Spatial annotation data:
** Start **
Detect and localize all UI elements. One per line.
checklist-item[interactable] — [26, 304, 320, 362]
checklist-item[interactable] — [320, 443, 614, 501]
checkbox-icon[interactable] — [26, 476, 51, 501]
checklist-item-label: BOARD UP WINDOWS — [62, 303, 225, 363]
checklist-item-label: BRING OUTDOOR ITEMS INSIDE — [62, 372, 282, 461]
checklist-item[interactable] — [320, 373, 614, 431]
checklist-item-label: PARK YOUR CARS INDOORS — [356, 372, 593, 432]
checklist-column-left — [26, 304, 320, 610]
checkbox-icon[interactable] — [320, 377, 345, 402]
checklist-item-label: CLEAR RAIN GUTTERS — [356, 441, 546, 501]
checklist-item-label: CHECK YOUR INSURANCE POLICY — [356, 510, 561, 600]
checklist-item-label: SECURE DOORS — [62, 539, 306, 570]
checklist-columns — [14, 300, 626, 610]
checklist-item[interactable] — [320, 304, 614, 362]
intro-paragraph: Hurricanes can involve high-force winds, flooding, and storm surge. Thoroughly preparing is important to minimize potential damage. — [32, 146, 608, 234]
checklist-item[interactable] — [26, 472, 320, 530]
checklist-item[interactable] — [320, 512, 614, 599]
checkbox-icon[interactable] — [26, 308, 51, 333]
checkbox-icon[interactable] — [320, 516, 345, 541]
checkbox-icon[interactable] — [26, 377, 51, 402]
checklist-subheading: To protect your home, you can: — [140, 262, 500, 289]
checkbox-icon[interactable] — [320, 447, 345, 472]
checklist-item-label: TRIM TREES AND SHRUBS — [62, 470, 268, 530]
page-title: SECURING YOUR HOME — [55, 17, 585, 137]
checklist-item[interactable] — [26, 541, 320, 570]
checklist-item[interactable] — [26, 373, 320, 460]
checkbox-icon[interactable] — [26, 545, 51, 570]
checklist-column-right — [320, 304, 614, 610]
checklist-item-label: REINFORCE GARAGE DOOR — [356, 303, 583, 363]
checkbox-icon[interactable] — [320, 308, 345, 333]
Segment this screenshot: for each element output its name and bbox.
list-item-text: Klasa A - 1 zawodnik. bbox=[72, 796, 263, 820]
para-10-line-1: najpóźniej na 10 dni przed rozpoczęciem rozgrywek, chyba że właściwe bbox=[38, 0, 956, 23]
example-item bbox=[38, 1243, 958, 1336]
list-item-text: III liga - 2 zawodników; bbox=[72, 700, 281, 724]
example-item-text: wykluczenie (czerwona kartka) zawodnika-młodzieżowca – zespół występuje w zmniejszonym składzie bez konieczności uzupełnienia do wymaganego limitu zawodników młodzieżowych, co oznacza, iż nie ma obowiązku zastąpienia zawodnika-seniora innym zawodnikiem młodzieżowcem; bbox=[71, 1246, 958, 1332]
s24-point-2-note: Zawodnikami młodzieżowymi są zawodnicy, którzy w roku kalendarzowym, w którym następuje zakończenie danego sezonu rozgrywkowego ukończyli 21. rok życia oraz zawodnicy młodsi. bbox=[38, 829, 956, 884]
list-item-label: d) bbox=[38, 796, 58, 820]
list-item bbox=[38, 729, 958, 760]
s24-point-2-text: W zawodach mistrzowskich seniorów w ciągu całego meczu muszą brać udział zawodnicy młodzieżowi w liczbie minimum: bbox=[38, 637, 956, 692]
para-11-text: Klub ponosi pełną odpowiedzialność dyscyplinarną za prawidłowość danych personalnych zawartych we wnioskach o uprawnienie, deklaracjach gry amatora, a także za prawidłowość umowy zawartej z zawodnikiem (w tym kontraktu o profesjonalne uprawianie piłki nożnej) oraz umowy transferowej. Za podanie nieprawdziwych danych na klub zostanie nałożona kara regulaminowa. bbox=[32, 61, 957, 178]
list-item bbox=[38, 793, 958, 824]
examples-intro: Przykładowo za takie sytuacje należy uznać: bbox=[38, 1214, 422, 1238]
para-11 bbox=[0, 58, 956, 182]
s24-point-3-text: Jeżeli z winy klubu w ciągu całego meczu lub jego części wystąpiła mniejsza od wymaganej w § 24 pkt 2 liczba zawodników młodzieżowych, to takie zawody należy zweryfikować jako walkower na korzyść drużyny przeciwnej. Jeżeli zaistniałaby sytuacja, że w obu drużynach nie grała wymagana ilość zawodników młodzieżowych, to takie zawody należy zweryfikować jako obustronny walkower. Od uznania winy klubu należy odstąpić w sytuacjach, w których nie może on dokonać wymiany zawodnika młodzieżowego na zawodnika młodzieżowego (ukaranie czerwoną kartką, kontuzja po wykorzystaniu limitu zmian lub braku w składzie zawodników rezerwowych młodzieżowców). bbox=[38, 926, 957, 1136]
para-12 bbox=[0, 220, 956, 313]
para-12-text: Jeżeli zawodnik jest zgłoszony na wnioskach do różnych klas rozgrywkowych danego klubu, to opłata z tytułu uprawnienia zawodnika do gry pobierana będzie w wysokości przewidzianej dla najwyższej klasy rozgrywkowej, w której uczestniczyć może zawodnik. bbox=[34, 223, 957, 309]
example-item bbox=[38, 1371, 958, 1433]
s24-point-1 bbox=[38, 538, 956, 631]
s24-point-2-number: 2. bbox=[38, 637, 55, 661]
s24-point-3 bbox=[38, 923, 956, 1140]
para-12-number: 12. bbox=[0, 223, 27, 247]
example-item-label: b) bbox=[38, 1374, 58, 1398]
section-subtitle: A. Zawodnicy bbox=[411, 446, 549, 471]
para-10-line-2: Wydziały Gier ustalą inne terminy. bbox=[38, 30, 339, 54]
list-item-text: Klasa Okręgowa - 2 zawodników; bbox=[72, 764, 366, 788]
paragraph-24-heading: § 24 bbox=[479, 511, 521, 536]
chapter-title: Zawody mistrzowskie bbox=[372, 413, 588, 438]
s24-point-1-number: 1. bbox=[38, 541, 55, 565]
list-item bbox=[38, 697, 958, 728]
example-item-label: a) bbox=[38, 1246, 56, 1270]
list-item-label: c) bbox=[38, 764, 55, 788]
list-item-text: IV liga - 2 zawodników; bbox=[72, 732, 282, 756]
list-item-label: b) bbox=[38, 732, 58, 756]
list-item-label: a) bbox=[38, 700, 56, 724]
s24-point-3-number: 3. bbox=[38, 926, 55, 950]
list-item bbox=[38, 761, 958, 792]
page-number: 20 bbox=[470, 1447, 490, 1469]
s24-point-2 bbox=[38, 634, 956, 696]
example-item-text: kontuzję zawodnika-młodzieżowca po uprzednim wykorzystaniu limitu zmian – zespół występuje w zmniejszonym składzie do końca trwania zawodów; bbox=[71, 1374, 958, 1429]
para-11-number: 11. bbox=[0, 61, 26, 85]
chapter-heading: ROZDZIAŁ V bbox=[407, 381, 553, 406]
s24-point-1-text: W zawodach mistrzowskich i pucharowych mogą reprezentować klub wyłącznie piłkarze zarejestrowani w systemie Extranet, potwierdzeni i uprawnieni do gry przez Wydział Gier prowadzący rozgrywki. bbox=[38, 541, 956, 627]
** End **
• [TO BE DONE]:
Arrange every line of the data above as a numbered list, omitting any blank lines.

• [FULL RESPONSE]:
1. Detect and localize all UI elements. One per line.
2. checklist-item[interactable] — [26, 304, 320, 362]
3. checklist-item[interactable] — [320, 443, 614, 501]
4. checkbox-icon[interactable] — [26, 476, 51, 501]
5. checklist-item-label: BOARD UP WINDOWS — [62, 303, 225, 363]
6. checklist-item-label: BRING OUTDOOR ITEMS INSIDE — [62, 372, 282, 461]
7. checklist-item[interactable] — [320, 373, 614, 431]
8. checklist-item-label: PARK YOUR CARS INDOORS — [356, 372, 593, 432]
9. checklist-column-left — [26, 304, 320, 610]
10. checkbox-icon[interactable] — [320, 377, 345, 402]
11. checklist-item-label: CLEAR RAIN GUTTERS — [356, 441, 546, 501]
12. checklist-item-label: CHECK YOUR INSURANCE POLICY — [356, 510, 561, 600]
13. checklist-item-label: SECURE DOORS — [62, 539, 306, 570]
14. checklist-columns — [14, 300, 626, 610]
15. checklist-item[interactable] — [320, 304, 614, 362]
16. intro-paragraph: Hurricanes can involve high-force winds, flooding, and storm surge. Thoroughly preparing is important to minimize potential damage. — [32, 146, 608, 234]
17. checklist-item[interactable] — [26, 472, 320, 530]
18. checklist-item[interactable] — [320, 512, 614, 599]
19. checkbox-icon[interactable] — [26, 308, 51, 333]
20. checkbox-icon[interactable] — [320, 516, 345, 541]
21. checkbox-icon[interactable] — [26, 377, 51, 402]
22. checklist-subheading: To protect your home, you can: — [140, 262, 500, 289]
23. checkbox-icon[interactable] — [320, 447, 345, 472]
24. checklist-item-label: TRIM TREES AND SHRUBS — [62, 470, 268, 530]
25. page-title: SECURING YOUR HOME — [55, 17, 585, 137]
26. checklist-item[interactable] — [26, 541, 320, 570]
27. checklist-item[interactable] — [26, 373, 320, 460]
28. checkbox-icon[interactable] — [26, 545, 51, 570]
29. checklist-column-right — [320, 304, 614, 610]
30. checklist-item-label: REINFORCE GARAGE DOOR — [356, 303, 583, 363]
31. checkbox-icon[interactable] — [320, 308, 345, 333]
32. Segment this screenshot: for each element output its name and bbox.
33. list-item-text: Klasa A - 1 zawodnik. bbox=[72, 796, 263, 820]
34. para-10-line-1: najpóźniej na 10 dni przed rozpoczęciem rozgrywek, chyba że właściwe bbox=[38, 0, 956, 23]
35. example-item bbox=[38, 1243, 958, 1336]
36. list-item-text: III liga - 2 zawodników; bbox=[72, 700, 281, 724]
37. example-item-text: wykluczenie (czerwona kartka) zawodnika-młodzieżowca – zespół występuje w zmniejszonym składzie bez konieczności uzupełnienia do wymaganego limitu zawodników młodzieżowych, co oznacza, iż nie ma obowiązku zastąpienia zawodnika-seniora innym zawodnikiem młodzieżowcem; bbox=[71, 1246, 958, 1332]
38. s24-point-2-note: Zawodnikami młodzieżowymi są zawodnicy, którzy w roku kalendarzowym, w którym następuje zakończenie danego sezonu rozgrywkowego ukończyli 21. rok życia oraz zawodnicy młodsi. bbox=[38, 829, 956, 884]
39. list-item-label: d) bbox=[38, 796, 58, 820]
40. list-item bbox=[38, 729, 958, 760]
41. s24-point-2-text: W zawodach mistrzowskich seniorów w ciągu całego meczu muszą brać udział zawodnicy młodzieżowi w liczbie minimum: bbox=[38, 637, 956, 692]
42. para-11-text: Klub ponosi pełną odpowiedzialność dyscyplinarną za prawidłowość danych personalnych zawartych we wnioskach o uprawnienie, deklaracjach gry amatora, a także za prawidłowość umowy zawartej z zawodnikiem (w tym kontraktu o profesjonalne uprawianie piłki nożnej) oraz umowy transferowej. Za podanie nieprawdziwych danych na klub zostanie nałożona kara regulaminowa. bbox=[32, 61, 957, 178]
43. list-item bbox=[38, 793, 958, 824]
44. examples-intro: Przykładowo za takie sytuacje należy uznać: bbox=[38, 1214, 422, 1238]
45. para-11 bbox=[0, 58, 956, 182]
46. s24-point-3-text: Jeżeli z winy klubu w ciągu całego meczu lub jego części wystąpiła mniejsza od wymaganej w § 24 pkt 2 liczba zawodników młodzieżowych, to takie zawody należy zweryfikować jako walkower na korzyść drużyny przeciwnej. Jeżeli zaistniałaby sytuacja, że w obu drużynach nie grała wymagana ilość zawodników młodzieżowych, to takie zawody należy zweryfikować jako obustronny walkower. Od uznania winy klubu należy odstąpić w sytuacjach, w których nie może on dokonać wymiany zawodnika młodzieżowego na zawodnika młodzieżowego (ukaranie czerwoną kartką, kontuzja po wykorzystaniu limitu zmian lub braku w składzie zawodników rezerwowych młodzieżowców). bbox=[38, 926, 957, 1136]
47. para-12 bbox=[0, 220, 956, 313]
48. para-12-text: Jeżeli zawodnik jest zgłoszony na wnioskach do różnych klas rozgrywkowych danego klubu, to opłata z tytułu uprawnienia zawodnika do gry pobierana będzie w wysokości przewidzianej dla najwyższej klasy rozgrywkowej, w której uczestniczyć może zawodnik. bbox=[34, 223, 957, 309]
49. example-item bbox=[38, 1371, 958, 1433]
50. s24-point-1 bbox=[38, 538, 956, 631]
51. s24-point-2-number: 2. bbox=[38, 637, 55, 661]
52. s24-point-3 bbox=[38, 923, 956, 1140]
53. para-12-number: 12. bbox=[0, 223, 27, 247]
54. example-item-label: b) bbox=[38, 1374, 58, 1398]
55. section-subtitle: A. Zawodnicy bbox=[411, 446, 549, 471]
56. para-10-line-2: Wydziały Gier ustalą inne terminy. bbox=[38, 30, 339, 54]
57. list-item-text: Klasa Okręgowa - 2 zawodników; bbox=[72, 764, 366, 788]
58. paragraph-24-heading: § 24 bbox=[479, 511, 521, 536]
59. chapter-title: Zawody mistrzowskie bbox=[372, 413, 588, 438]
60. s24-point-1-number: 1. bbox=[38, 541, 55, 565]
61. list-item bbox=[38, 697, 958, 728]
62. example-item-label: a) bbox=[38, 1246, 56, 1270]
63. list-item-label: c) bbox=[38, 764, 55, 788]
64. list-item-text: IV liga - 2 zawodników; bbox=[72, 732, 282, 756]
65. list-item-label: b) bbox=[38, 732, 58, 756]
66. list-item-label: a) bbox=[38, 700, 56, 724]
67. s24-point-3-number: 3. bbox=[38, 926, 55, 950]
68. list-item bbox=[38, 761, 958, 792]
69. page-number: 20 bbox=[470, 1447, 490, 1469]
70. s24-point-2 bbox=[38, 634, 956, 696]
71. example-item-text: kontuzję zawodnika-młodzieżowca po uprzednim wykorzystaniu limitu zmian – zespół występuje w zmniejszonym składzie do końca trwania zawodów; bbox=[71, 1374, 958, 1429]
72. para-11-number: 11. bbox=[0, 61, 26, 85]
73. chapter-heading: ROZDZIAŁ V bbox=[407, 381, 553, 406]
74. s24-point-1-text: W zawodach mistrzowskich i pucharowych mogą reprezentować klub wyłącznie piłkarze zarejestrowani w systemie Extranet, potwierdzeni i uprawnieni do gry przez Wydział Gier prowadzący rozgrywki. bbox=[38, 541, 956, 627]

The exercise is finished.